- **Written request**:
Repeat every line below exactly as it reads.

- **Dataset extract**:
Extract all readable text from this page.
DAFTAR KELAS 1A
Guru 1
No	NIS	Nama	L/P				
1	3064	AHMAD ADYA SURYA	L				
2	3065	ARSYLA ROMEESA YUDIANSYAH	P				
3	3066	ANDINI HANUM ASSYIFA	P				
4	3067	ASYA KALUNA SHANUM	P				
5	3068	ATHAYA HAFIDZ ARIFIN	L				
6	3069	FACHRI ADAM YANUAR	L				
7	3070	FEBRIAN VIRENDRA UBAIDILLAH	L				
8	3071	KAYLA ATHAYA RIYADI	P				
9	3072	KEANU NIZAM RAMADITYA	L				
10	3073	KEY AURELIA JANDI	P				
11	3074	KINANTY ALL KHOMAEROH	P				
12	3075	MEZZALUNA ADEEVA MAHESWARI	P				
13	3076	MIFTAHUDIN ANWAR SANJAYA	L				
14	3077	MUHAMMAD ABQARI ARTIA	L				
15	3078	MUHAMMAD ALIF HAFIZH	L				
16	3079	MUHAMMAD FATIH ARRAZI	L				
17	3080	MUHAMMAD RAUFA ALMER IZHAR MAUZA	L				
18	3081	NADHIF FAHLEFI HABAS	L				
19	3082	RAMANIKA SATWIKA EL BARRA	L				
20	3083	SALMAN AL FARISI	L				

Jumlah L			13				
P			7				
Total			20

- **Expected answer**:
Extract all readable text from this page.
DAFTAR KELAS 1A
Guru 1
No	NIS	Nama	L/P				
1	3064	AHMAD ADYA SURYA	L				
2	3065	ARSYLA ROMEESA YUDIANSYAH	P				
3	3066	ANDINI HANUM ASSYIFA	P				
4	3067	ASYA KALUNA SHANUM	P				
5	3068	ATHAYA HAFIDZ ARIFIN	L				
6	3069	FACHRI ADAM YANUAR	L				
7	3070	FEBRIAN VIRENDRA UBAIDILLAH	L				
8	3071	KAYLA ATHAYA RIYADI	P				
9	3072	KEANU NIZAM RAMADITYA	L				
10	3073	KEY AURELIA JANDI	P				
11	3074	KINANTY ALL KHOMAEROH	P				
12	3075	MEZZALUNA ADEEVA MAHESWARI	P				
13	3076	MIFTAHUDIN ANWAR SANJAYA	L				
14	3077	MUHAMMAD ABQARI ARTIA	L				
15	3078	MUHAMMAD ALIF HAFIZH	L				
16	3079	MUHAMMAD FATIH ARRAZI	L				
17	3080	MUHAMMAD RAUFA ALMER IZHAR MAUZA	L				
18	3081	NADHIF FAHLEFI HABAS	L				
19	3082	RAMANIKA SATWIKA EL BARRA	L				
20	3083	SALMAN AL FARISI	L				

Jumlah L			13				
P			7				
Total			20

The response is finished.